-- Start of Material to process --

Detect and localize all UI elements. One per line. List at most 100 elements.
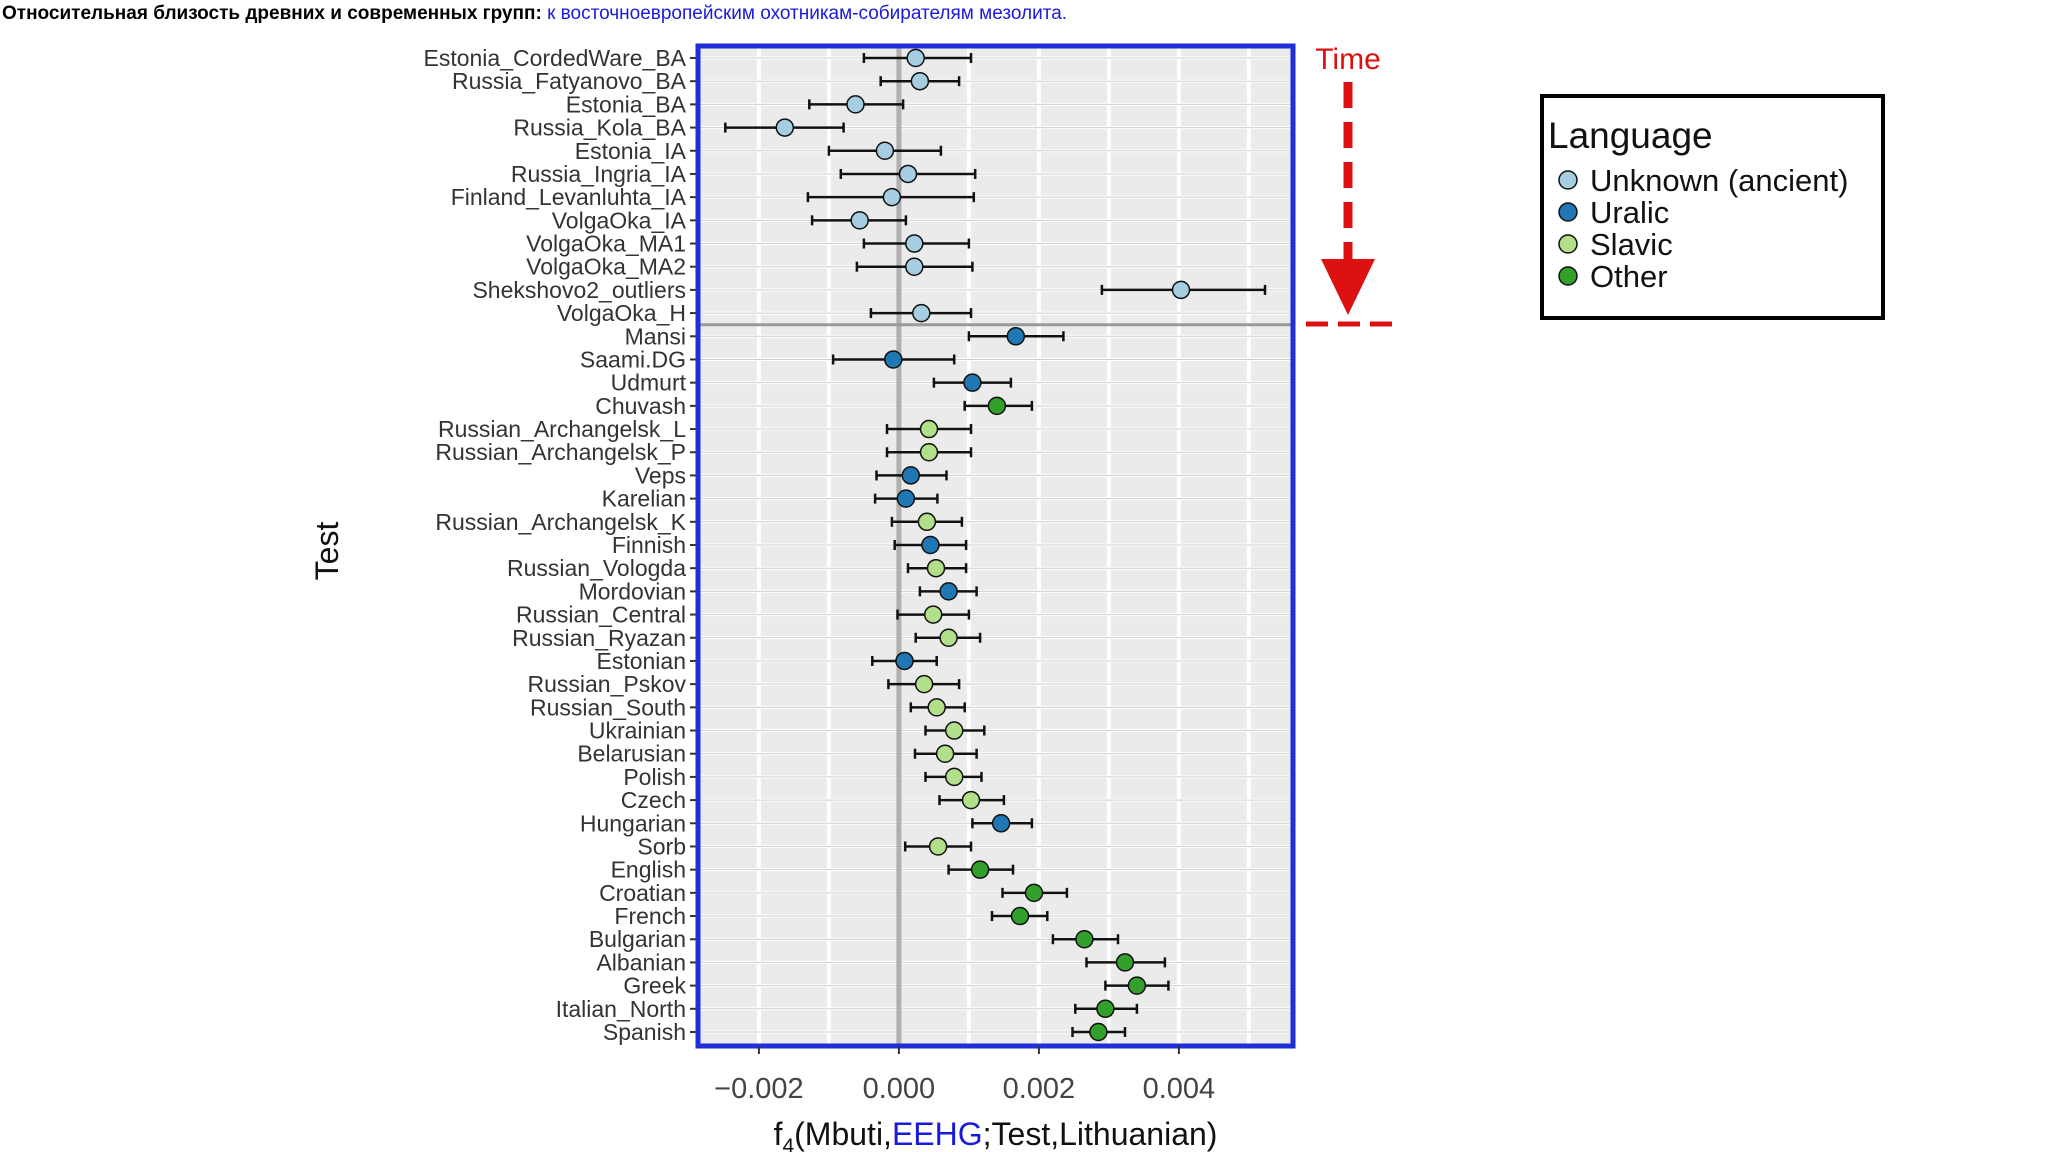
legend-marker	[1558, 202, 1578, 222]
data-point	[1006, 327, 1026, 346]
y-tick-label: Sorb	[637, 833, 686, 859]
x-axis-label-part: f	[774, 1116, 783, 1152]
y-tick-label: Hungarian	[580, 810, 686, 836]
data-point	[884, 350, 903, 369]
data-point	[944, 767, 964, 787]
data-point	[850, 211, 869, 230]
y-tick-label: Polish	[623, 764, 686, 790]
data-point	[944, 721, 964, 740]
legend-label: Slavic	[1590, 227, 1673, 262]
data-point	[928, 837, 948, 856]
y-tick-label: Mansi	[625, 323, 686, 349]
y-tick-label: Croatian	[599, 880, 686, 906]
data-point	[1171, 280, 1191, 300]
y-tick-label: Albanian	[596, 949, 686, 975]
y-tick-label: French	[614, 903, 686, 929]
legend-label: Uralic	[1590, 195, 1669, 230]
legend-box	[1540, 94, 1885, 320]
data-point	[1075, 929, 1094, 949]
y-tick-label: Bulgarian	[589, 926, 686, 952]
y-tick-label: Russian_Archangelsk_K	[435, 509, 686, 535]
time-label: Time	[1315, 43, 1381, 76]
data-point	[921, 535, 940, 555]
y-tick-label: VolgaOka_MA2	[526, 254, 686, 280]
legend-marker	[1558, 266, 1578, 286]
x-axis-label-part: EEHG	[892, 1116, 983, 1152]
y-tick-label: Russian_Central	[516, 602, 686, 628]
title-main: Относительная близость древних и совреме…	[2, 3, 542, 24]
chart-title: Относительная близость древних и совреме…	[2, 3, 1067, 25]
y-tick-label: Russia_Fatyanovo_BA	[452, 68, 687, 94]
y-tick-label: Russian_South	[530, 694, 686, 720]
y-tick-label: Shekshovo2_outliers	[472, 277, 686, 303]
legend-label: Other	[1590, 259, 1668, 294]
data-point	[775, 118, 795, 137]
x-tick-label: 0.002	[1003, 1073, 1076, 1105]
data-point	[1024, 883, 1044, 903]
y-tick-label: Finland_Levanluhta_IA	[451, 184, 687, 210]
data-point	[919, 442, 939, 462]
y-tick-label: Russia_Ingria_IA	[511, 161, 687, 187]
time-arrow-head-icon	[1321, 259, 1375, 315]
data-point	[1089, 1022, 1108, 1042]
data-point	[927, 698, 946, 717]
data-point	[875, 141, 895, 161]
y-tick-label: Belarusian	[577, 741, 686, 767]
y-tick-label: Mordovian	[579, 578, 686, 604]
data-point	[923, 605, 943, 624]
data-point	[970, 860, 990, 879]
data-point	[905, 234, 924, 253]
data-point	[912, 303, 931, 323]
data-point	[917, 512, 937, 532]
data-point	[926, 558, 946, 578]
x-axis-label-part: (Mbuti,	[794, 1116, 892, 1152]
y-tick-label: Karelian	[602, 486, 686, 512]
y-tick-label: Veps	[635, 462, 686, 488]
data-point	[882, 187, 902, 207]
x-axis-label: f4(Mbuti,EEHG;Test,Lithuanian)	[774, 1116, 1218, 1152]
legend-marker	[1558, 234, 1578, 254]
data-point	[919, 419, 939, 439]
data-point	[991, 814, 1011, 833]
y-tick-label: Russian_Archangelsk_P	[435, 439, 686, 465]
y-tick-label: Saami.DG	[580, 346, 686, 372]
data-point	[910, 71, 930, 91]
data-point	[901, 466, 921, 485]
y-tick-label: Chuvash	[595, 393, 686, 419]
data-point	[935, 744, 955, 763]
data-point	[1127, 976, 1147, 995]
y-tick-label: Russian_Vologda	[507, 555, 686, 581]
data-point	[963, 373, 982, 392]
y-tick-label: Russian_Ryazan	[512, 625, 686, 651]
y-tick-label: Ukrainian	[589, 718, 686, 744]
legend-marker	[1558, 170, 1578, 190]
data-point	[961, 790, 981, 810]
title-subtitle: к восточноевропейским охотникам-собирате…	[547, 3, 1068, 24]
y-tick-label: Estonia_CordedWare_BA	[423, 45, 686, 71]
y-tick-label: VolgaOka_IA	[552, 207, 687, 233]
y-tick-label: Estonia_IA	[575, 138, 687, 164]
plot-frame	[695, 43, 1296, 1049]
data-point	[898, 164, 918, 184]
y-tick-label: Russian_Archangelsk_L	[438, 416, 686, 442]
data-point	[987, 396, 1007, 416]
legend-label: Unknown (ancient)	[1590, 163, 1848, 198]
data-point	[895, 651, 914, 671]
y-tick-label: Udmurt	[611, 370, 687, 396]
y-tick-label: English	[611, 857, 686, 883]
x-axis-label-part: ;Test,Lithuanian)	[983, 1116, 1218, 1152]
data-point	[896, 489, 916, 508]
data-point	[939, 582, 958, 601]
y-tick-label: Russian_Pskov	[527, 671, 686, 697]
data-point	[1096, 999, 1115, 1019]
data-point	[914, 674, 934, 694]
y-tick-label: VolgaOka_H	[557, 300, 686, 326]
data-point	[905, 257, 924, 276]
data-point	[939, 628, 958, 648]
y-tick-label: Italian_North	[556, 996, 686, 1022]
legend-title: Language	[1548, 115, 1713, 156]
x-tick-label: −0.002	[714, 1073, 804, 1105]
y-tick-label: Greek	[623, 973, 686, 999]
data-point	[846, 95, 865, 114]
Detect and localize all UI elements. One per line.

-- End of Material to process --

— Exercise brief —
Arrange the rows above as a JSON list of strings with one string per line. Skip blank lines and omit the pictures.

— Expected answer —
[
  "Detect and localize all UI elements. One per line. List at most 100 elements.",
  "legend-marker\t[1558, 202, 1578, 222]",
  "data-point\t[1006, 327, 1026, 346]",
  "y-tick-label: Sorb\t[637, 833, 686, 859]",
  "x-axis-label-part: f\t[774, 1116, 783, 1152]",
  "y-tick-label: Hungarian\t[580, 810, 686, 836]",
  "data-point\t[884, 350, 903, 369]",
  "data-point\t[944, 767, 964, 787]",
  "data-point\t[850, 211, 869, 230]",
  "y-tick-label: Polish\t[623, 764, 686, 790]",
  "data-point\t[944, 721, 964, 740]",
  "legend-label: Slavic\t[1590, 227, 1673, 262]",
  "data-point\t[928, 837, 948, 856]",
  "y-tick-label: Mansi\t[625, 323, 686, 349]",
  "y-tick-label: Croatian\t[599, 880, 686, 906]",
  "data-point\t[1171, 280, 1191, 300]",
  "y-tick-label: Albanian\t[596, 949, 686, 975]",
  "y-tick-label: French\t[614, 903, 686, 929]",
  "legend-label: Uralic\t[1590, 195, 1669, 230]",
  "legend-box\t[1540, 94, 1885, 320]",
  "data-point\t[1075, 929, 1094, 949]",
  "y-tick-label: Bulgarian\t[589, 926, 686, 952]",
  "y-tick-label: Russian_Archangelsk_K\t[435, 509, 686, 535]",
  "time-label: Time\t[1315, 43, 1381, 76]",
  "data-point\t[921, 535, 940, 555]",
  "y-tick-label: VolgaOka_MA2\t[526, 254, 686, 280]",
  "legend-marker\t[1558, 266, 1578, 286]",
  "x-axis-label-part: EEHG\t[892, 1116, 983, 1152]",
  "y-tick-label: Russian_Central\t[516, 602, 686, 628]",
  "title-main: Относительная близость древних и совреме…\t[2, 3, 542, 24]",
  "chart-title: Относительная близость древних и совреме…\t[2, 3, 1067, 25]",
  "y-tick-label: Russia_Fatyanovo_BA\t[452, 68, 687, 94]",
  "y-tick-label: Russian_South\t[530, 694, 686, 720]",
  "y-tick-label: Shekshovo2_outliers\t[472, 277, 686, 303]",
  "legend-label: Other\t[1590, 259, 1668, 294]",
  "data-point\t[775, 118, 795, 137]",
  "x-tick-label: 0.002\t[1003, 1073, 1076, 1105]",
  "data-point\t[1024, 883, 1044, 903]",
  "y-tick-label: Finland_Levanluhta_IA\t[451, 184, 687, 210]",
  "data-point\t[919, 442, 939, 462]",
  "y-tick-label: Russia_Ingria_IA\t[511, 161, 687, 187]",
  "time-arrow-head-icon\t[1321, 259, 1375, 315]",
  "data-point\t[1089, 1022, 1108, 1042]",
  "data-point\t[927, 698, 946, 717]",
  "data-point\t[875, 141, 895, 161]",
  "y-tick-label: Belarusian\t[577, 741, 686, 767]",
  "y-tick-label: Mordovian\t[579, 578, 686, 604]",
  "data-point\t[923, 605, 943, 624]",
  "data-point\t[970, 860, 990, 879]",
  "data-point\t[905, 234, 924, 253]",
  "data-point\t[912, 303, 931, 323]",
  "data-point\t[917, 512, 937, 532]",
  "data-point\t[926, 558, 946, 578]",
  "x-axis-label-part: (Mbuti,\t[794, 1116, 892, 1152]",
  "y-tick-label: Karelian\t[602, 486, 686, 512]",
  "y-tick-label: Veps\t[635, 462, 686, 488]",
  "data-point\t[882, 187, 902, 207]",
  "x-axis-label: f4(Mbuti,EEHG;Test,Lithuanian)\t[774, 1116, 1218, 1152]",
  "legend-marker\t[1558, 234, 1578, 254]",
  "data-point\t[919, 419, 939, 439]",
  "data-point\t[991, 814, 1011, 833]",
  "y-tick-label: Russian_Archangelsk_P\t[435, 439, 686, 465]",
  "y-tick-label: Saami.DG\t[580, 346, 686, 372]",
  "data-point\t[910, 71, 930, 91]",
  "data-point\t[901, 466, 921, 485]",
  "y-tick-label: Chuvash\t[595, 393, 686, 419]",
  "data-point\t[935, 744, 955, 763]",
  "data-point\t[1127, 976, 1147, 995]",
  "y-tick-label: Russian_Vologda\t[507, 555, 686, 581]",
  "data-point\t[963, 373, 982, 392]",
  "y-tick-label: Russian_Ryazan\t[512, 625, 686, 651]",
  "y-tick-label: Ukrainian\t[589, 718, 686, 744]",
  "legend-marker\t[1558, 170, 1578, 190]",
  "data-point\t[961, 790, 981, 810]",
  "title-subtitle: к восточноевропейским охотникам-собирате…\t[547, 3, 1068, 24]",
  "y-tick-label: Estonia_CordedWare_BA\t[423, 45, 686, 71]",
  "y-tick-label: VolgaOka_IA\t[552, 207, 687, 233]",
  "y-tick-label: Estonia_IA\t[575, 138, 687, 164]",
  "plot-frame\t[695, 43, 1296, 1049]",
  "data-point\t[898, 164, 918, 184]",
  "y-tick-label: Russian_Archangelsk_L\t[438, 416, 686, 442]",
  "data-point\t[987, 396, 1007, 416]",
  "legend-label: Unknown (ancient)\t[1590, 163, 1848, 198]",
  "data-point\t[895, 651, 914, 671]",
  "y-tick-label: Udmurt\t[611, 370, 687, 396]",
  "y-tick-label: English\t[611, 857, 686, 883]",
  "x-axis-label-part: ;Test,Lithuanian)\t[983, 1116, 1218, 1152]",
  "data-point\t[896, 489, 916, 508]",
  "data-point\t[939, 582, 958, 601]",
  "y-tick-label: Russian_Pskov\t[527, 671, 686, 697]",
  "data-point\t[1096, 999, 1115, 1019]",
  "data-point\t[914, 674, 934, 694]",
  "y-tick-label: VolgaOka_H\t[557, 300, 686, 326]",
  "data-point\t[905, 257, 924, 276]",
  "data-point\t[939, 628, 958, 648]",
  "y-tick-label: Italian_North\t[556, 996, 686, 1022]",
  "legend-title: Language\t[1548, 115, 1713, 156]",
  "x-tick-label: −0.002\t[714, 1073, 804, 1105]",
  "y-tick-label: Greek\t[623, 973, 686, 999]",
  "data-point\t[846, 95, 865, 114]",
  "Detect and localize all UI elements. One per line."
]